START Task material

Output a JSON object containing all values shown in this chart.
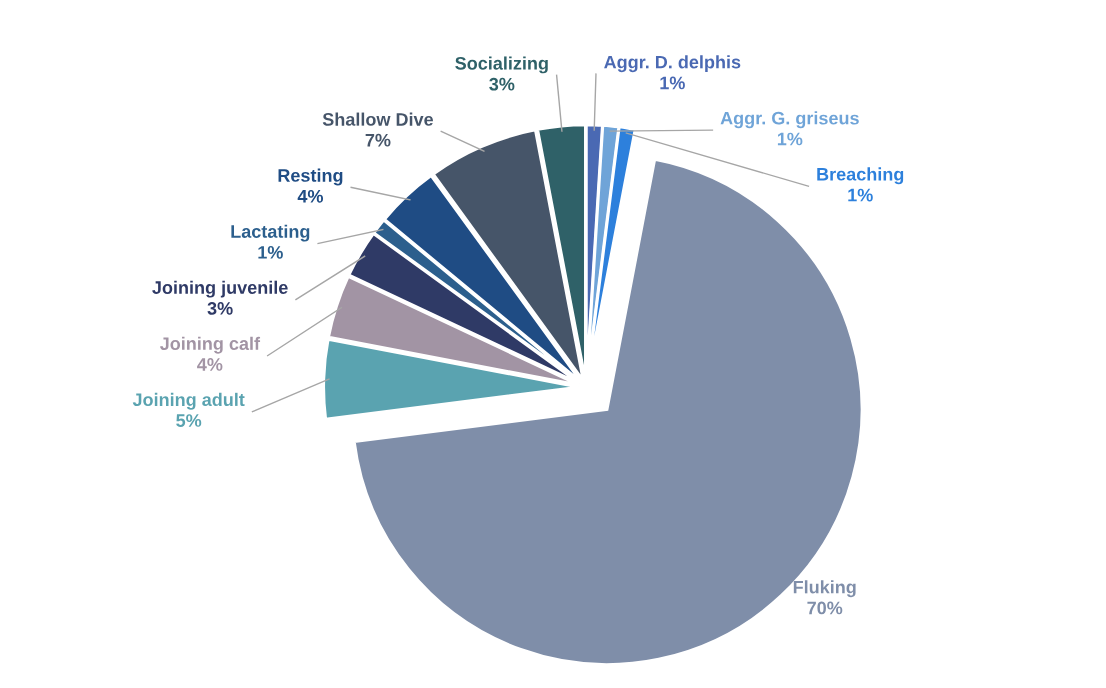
{
  "chart_data": {
    "type": "pie",
    "categories": [
      "Aggr. D. delphis",
      "Aggr. G. griseus",
      "Breaching",
      "Fluking",
      "Joining adult",
      "Joining calf",
      "Joining juvenile",
      "Lactating",
      "Resting",
      "Shallow Dive",
      "Socializing"
    ],
    "values": [
      1,
      1,
      1,
      70,
      5,
      4,
      3,
      1,
      4,
      7,
      3
    ],
    "colors": [
      "#4a69b3",
      "#6fa4d8",
      "#2d80dc",
      "#7f8ea9",
      "#5aa3b0",
      "#a294a4",
      "#2f3a66",
      "#2c5f8d",
      "#1f4c84",
      "#465569",
      "#2f6168"
    ],
    "value_labels": [
      "1%",
      "1%",
      "1%",
      "70%",
      "5%",
      "4%",
      "3%",
      "1%",
      "4%",
      "7%",
      "3%"
    ]
  }
}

END Task material

● Objective
Above are records with pictures; repeat the records exactly and leave the pictures out.

● Correct result
Output a JSON object containing all values shown in this chart.
{
  "chart_data": {
    "type": "pie",
    "categories": [
      "Aggr. D. delphis",
      "Aggr. G. griseus",
      "Breaching",
      "Fluking",
      "Joining adult",
      "Joining calf",
      "Joining juvenile",
      "Lactating",
      "Resting",
      "Shallow Dive",
      "Socializing"
    ],
    "values": [
      1,
      1,
      1,
      70,
      5,
      4,
      3,
      1,
      4,
      7,
      3
    ],
    "colors": [
      "#4a69b3",
      "#6fa4d8",
      "#2d80dc",
      "#7f8ea9",
      "#5aa3b0",
      "#a294a4",
      "#2f3a66",
      "#2c5f8d",
      "#1f4c84",
      "#465569",
      "#2f6168"
    ],
    "value_labels": [
      "1%",
      "1%",
      "1%",
      "70%",
      "5%",
      "4%",
      "3%",
      "1%",
      "4%",
      "7%",
      "3%"
    ]
  }
}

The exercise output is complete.